* **What this task involves**
From the entries below, copy out every line with "территории" in it.

* **Task material**

━━━━

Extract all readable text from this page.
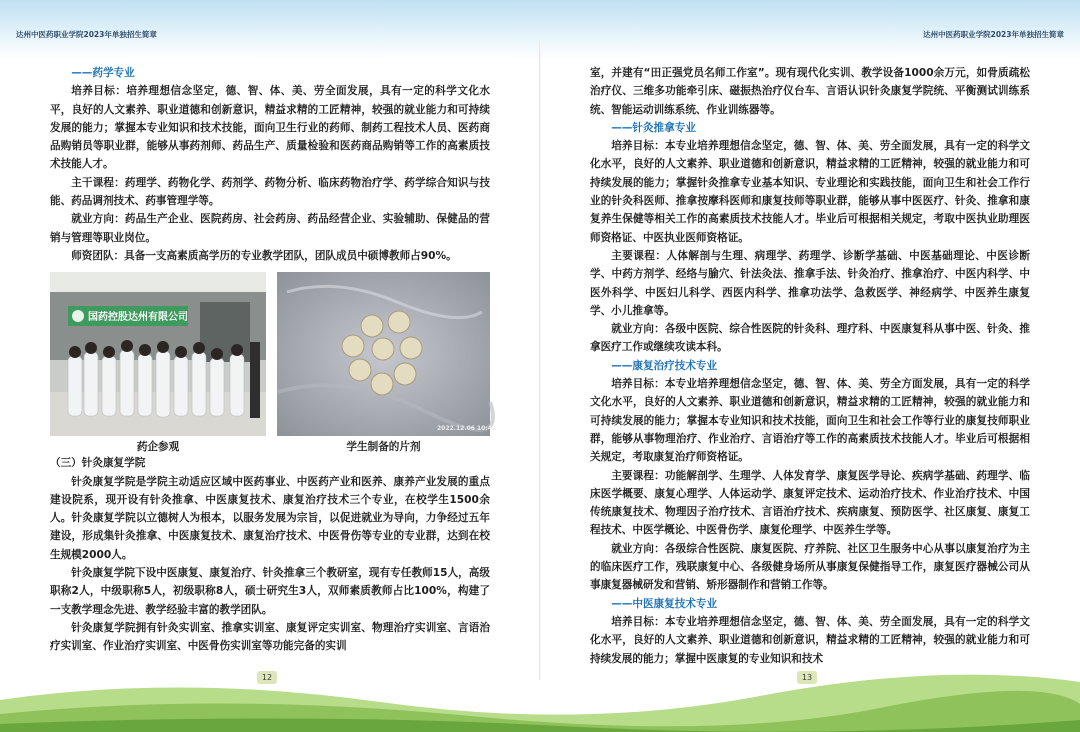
达州中医药职业学院2023年单独招生简章	达州中医药职业学院2023年单独招生简章

——药学专业

培养目标：培养理想信念坚定，德、智、体、美、劳全面发展，具有一定的科学文化水平，良好的人文素养、职业道德和创新意识，精益求精的工匠精神，较强的就业能力和可持续发展的能力；掌握本专业知识和技术技能，面向卫生行业的药师、制药工程技术人员、医药商品购销员等职业群，能够从事药剂师、药品生产、质量检验和医药商品购销等工作的高素质技术技能人才。

主干课程：药理学、药物化学、药剂学、药物分析、临床药物治疗学、药学综合知识与技能、药品调剂技术、药事管理学等。

就业方向：药品生产企业、医院药房、社会药房、药品经营企业、实验辅助、保健品的营销与管理等职业岗位。

师资团队：具备一支高素质高学历的专业教学团队，团队成员中硕博教师占90%。

国药控股达州有限公司
2022.12.06 10:41
药企参观	学生制备的片剂

（三）针灸康复学院

针灸康复学院是学院主动适应区域中医药事业、中医药产业和医养、康养产业发展的重点建设院系，现开设有针灸推拿、中医康复技术、康复治疗技术三个专业，在校学生1500余人。针灸康复学院以立德树人为根本，以服务发展为宗旨，以促进就业为导向，力争经过五年建设，形成集针灸推拿、中医康复技术、康复治疗技术、中医骨伤等专业的专业群，达到在校生规模2000人。

针灸康复学院下设中医康复、康复治疗、针灸推拿三个教研室，现有专任教师15人，高级职称2人，中级职称5人，初级职称8人，硕士研究生3人，双师素质教师占比100%，构建了一支教学理念先进、教学经验丰富的教学团队。

针灸康复学院拥有针灸实训室、推拿实训室、康复评定实训室、物理治疗实训室、言语治疗实训室、作业治疗实训室、中医骨伤实训室等功能完备的实训

室，并建有“田正强党员名师工作室”。现有现代化实训、教学设备1000余万元，如骨质疏松治疗仪、三维多功能牵引床、磁振热治疗仪台车、言语认识针灸康复学院统、平衡测试训练系统、智能运动训练系统、作业训练器等。

——针灸推拿专业

培养目标：本专业培养理想信念坚定，德、智、体、美、劳全面发展，具有一定的科学文化水平，良好的人文素养、职业道德和创新意识，精益求精的工匠精神，较强的就业能力和可持续发展的能力；掌握针灸推拿专业基本知识、专业理论和实践技能，面向卫生和社会工作行业的针灸科医师、推拿按摩科医师和康复技师等职业群，能够从事中医医疗、针灸、推拿和康复养生保健等相关工作的高素质技术技能人才。毕业后可根据相关规定，考取中医执业助理医师资格证、中医执业医师资格证。

主要课程：人体解剖与生理、病理学、药理学、诊断学基础、中医基础理论、中医诊断学、中药方剂学、经络与腧穴、针法灸法、推拿手法、针灸治疗、推拿治疗、中医内科学、中医外科学、中医妇儿科学、西医内科学、推拿功法学、急救医学、神经病学、中医养生康复学、小儿推拿等。

就业方向：各级中医院、综合性医院的针灸科、理疗科、中医康复科从事中医、针灸、推拿医疗工作或继续攻读本科。

——康复治疗技术专业

培养目标：本专业培养理想信念坚定，德、智、体、美、劳全方面发展，具有一定的科学文化水平，良好的人文素养、职业道德和创新意识，精益求精的工匠精神，较强的就业能力和可持续发展的能力；掌握本专业知识和技术技能，面向卫生和社会工作等行业的康复技师职业群，能够从事物理治疗、作业治疗、言语治疗等工作的高素质技术技能人才。毕业后可根据相关规定，考取康复治疗师资格证。

主要课程：功能解剖学、生理学、人体发育学、康复医学导论、疾病学基础、药理学、临床医学概要、康复心理学、人体运动学、康复评定技术、运动治疗技术、作业治疗技术、中国传统康复技术、物理因子治疗技术、言语治疗技术、疾病康复、预防医学、社区康复、康复工程技术、中医学概论、中医骨伤学、康复伦理学、中医养生学等。

就业方向：各级综合性医院、康复医院、疗养院、社区卫生服务中心从事以康复治疗为主的临床医疗工作，残联康复中心、各级健身场所从事康复保健指导工作，康复医疗器械公司从事康复器械研发和营销、矫形器制作和营销工作等。

——中医康复技术专业

培养目标：本专业培养理想信念坚定，德、智、体、美、劳全面发展，具有一定的科学文化水平，良好的人文素养、职业道德和创新意识，精益求精的工匠精神，较强的就业能力和可持续发展的能力；掌握中医康复的专业知识和技术

12	13
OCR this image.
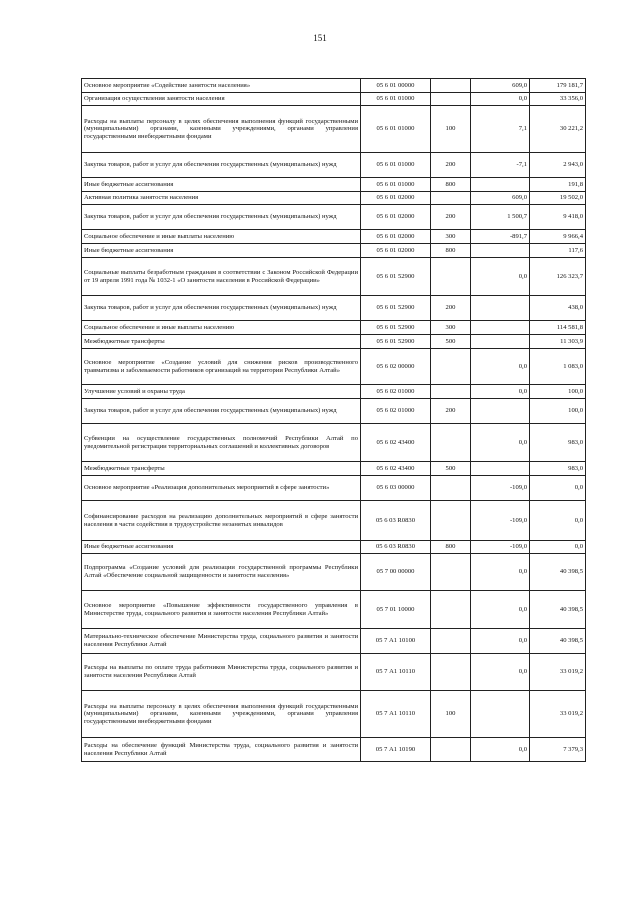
151
Основное мероприятие «Содействие занятости населения»	05 6 01 00000		609,0	179 181,7
Организация осуществления занятости населения	05 6 01 01000		0,0	33 356,0
Расходы на выплаты персоналу в целях обеспечения выполнения функций государственными (муниципальными) органами, казенными учреждениями, органами управления государственными внебюджетными фондами	05 6 01 01000	100	7,1	30 221,2
Закупка товаров, работ и услуг для обеспечения государственных (муниципальных) нужд	05 6 01 01000	200	-7,1	2 943,0
Иные бюджетные ассигнования	05 6 01 01000	800		191,8
Активная политика занятости населения	05 6 01 02000		609,0	19 502,0
Закупка товаров, работ и услуг для обеспечения государственных (муниципальных) нужд	05 6 01 02000	200	1 500,7	9 418,0
Социальное обеспечение и иные выплаты населению	05 6 01 02000	300	-891,7	9 966,4
Иные бюджетные ассигнования	05 6 01 02000	800		117,6
Социальные выплаты безработным гражданам в соответствии с Законом Российской Федерации от 19 апреля 1991 года № 1032-1 «О занятости населения в Российской Федерации»	05 6 01 52900		0,0	126 323,7
Закупка товаров, работ и услуг для обеспечения государственных (муниципальных) нужд	05 6 01 52900	200		438,0
Социальное обеспечение и иные выплаты населению	05 6 01 52900	300		114 581,8
Межбюджетные трансферты	05 6 01 52900	500		11 303,9
Основное мероприятие «Создание условий для снижения рисков производственного травматизма и заболеваемости работников организаций на территории Республики Алтай»	05 6 02 00000		0,0	1 083,0
Улучшение условий и охраны труда	05 6 02 01000		0,0	100,0
Закупка товаров, работ и услуг для обеспечения государственных (муниципальных) нужд	05 6 02 01000	200		100,0
Субвенции на осуществление государственных полномочий Республики Алтай по уведомительной регистрации территориальных соглашений и коллективных договоров	05 6 02 43400		0,0	983,0
Межбюджетные трансферты	05 6 02 43400	500		983,0
Основное мероприятие «Реализация дополнительных мероприятий в сфере занятости»	05 6 03 00000		-109,0	0,0
Софинансирование расходов на реализацию дополнительных мероприятий в сфере занятости населения в части содействия в трудоустройстве незанятых инвалидов	05 6 03 R0830		-109,0	0,0
Иные бюджетные ассигнования	05 6 03 R0830	800	-109,0	0,0
Подпрограмма «Создание условий для реализации государственной программы Республики Алтай «Обеспечение социальной защищенности и занятости населения»	05 7 00 00000		0,0	40 398,5
Основное мероприятие «Повышение эффективности государственного управления в Министерстве труда, социального развития и занятости населения Республики Алтай»	05 7 01 10000		0,0	40 398,5
Материально-техническое обеспечение Министерства труда, социального развития и занятости населения Республики Алтай	05 7 А1 10100		0,0	40 398,5
Расходы на выплаты по оплате труда работников Министерства труда, социального развития и занятости населения Республики Алтай	05 7 А1 10110		0,0	33 019,2
Расходы на выплаты персоналу в целях обеспечения выполнения функций государственными (муниципальными) органами, казенными учреждениями, органами управления государственными внебюджетными фондами	05 7 А1 10110	100		33 019,2
Расходы на обеспечение функций Министерства труда, социального развития и занятости населения Республики Алтай	05 7 А1 10190		0,0	7 379,3
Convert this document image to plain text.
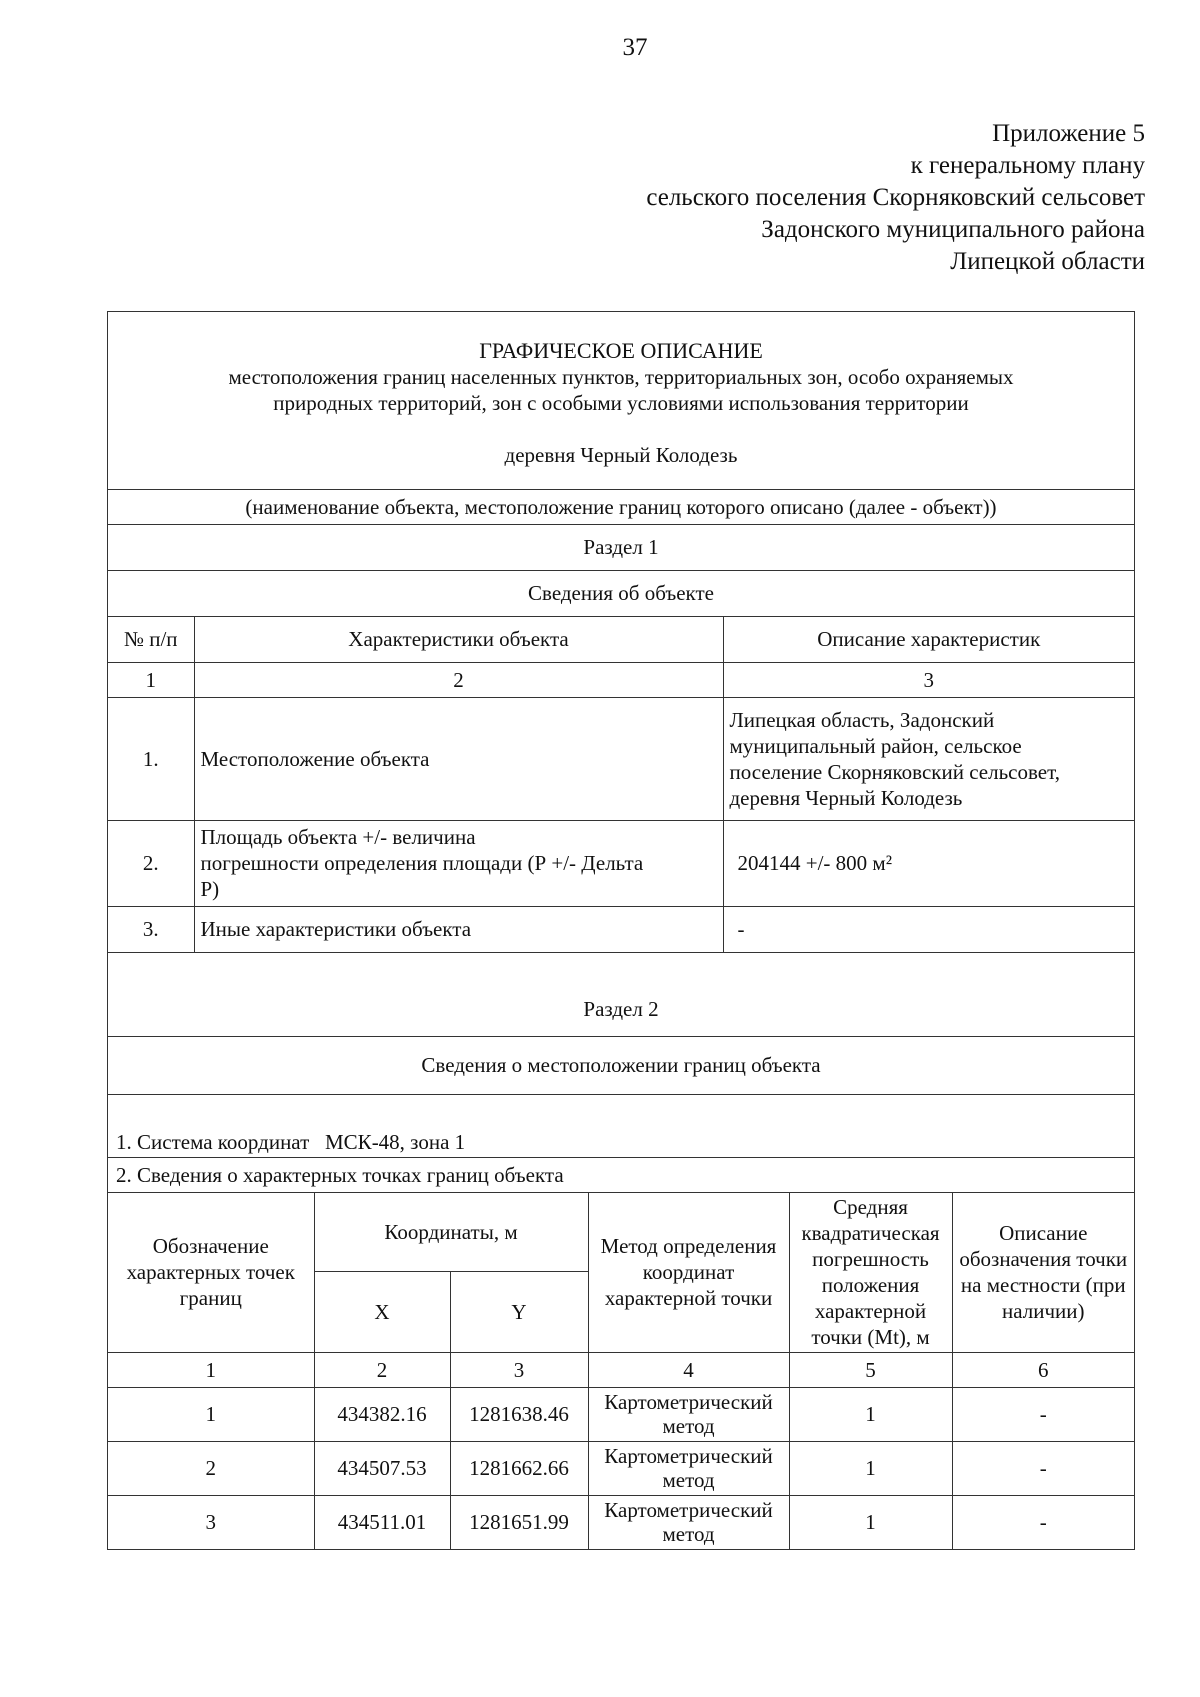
37
Приложение 5
к генеральному плану
сельского поселения Скорняковский сельсовет
Задонского муниципального района
Липецкой области
ГРАФИЧЕСКОЕ ОПИСАНИЕ
местоположения границ населенных пунктов, территориальных зон, особо охраняемых
природных территорий, зон с особыми условиями использования территории
деревня Черный Колодезь
(наименование объекта, местоположение границ которого описано (далее - объект))
Раздел 1
Сведения об объекте
№ п/п	Характеристики объекта	Описание характеристик
1	2	3
1.	Местоположение объекта	Липецкая область, Задонский
муниципальный район, сельское
поселение Скорняковский сельсовет,
деревня Черный Колодезь

2.	Площадь объекта +/- величина
погрешности определения площади (Р +/- Дельта
Р)	204144 +/- 800 м²
3.	Иные характеристики объекта	-
Раздел 2
Сведения о местоположении границ объекта
1. Система координат   МСК-48, зона 1
2. Сведения о характерных точках границ объекта
Обозначение характерных точек границ	Координаты, м		Метод определения координат характерной точки	Средняя квадратическая погрешность положения характерной точки (Mt), м	Описание обозначения точки на местности (при наличии)
	X	Y			
1	2	3	4	5	6
1	434382.16	1281638.46	Картометрический метод	1	-
2	434507.53	1281662.66	Картометрический метод	1	-
3	434511.01	1281651.99	Картометрический метод	1	-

━━━━

* **Task solution**
Основное мероприятие «Создание условий для снижения рисков производственного травматизма и заболеваемости работников организаций на территории Республики Алтай»	05 6 02 00000		0,0	1 083,0
природных территорий, зон с особыми условиями использования территории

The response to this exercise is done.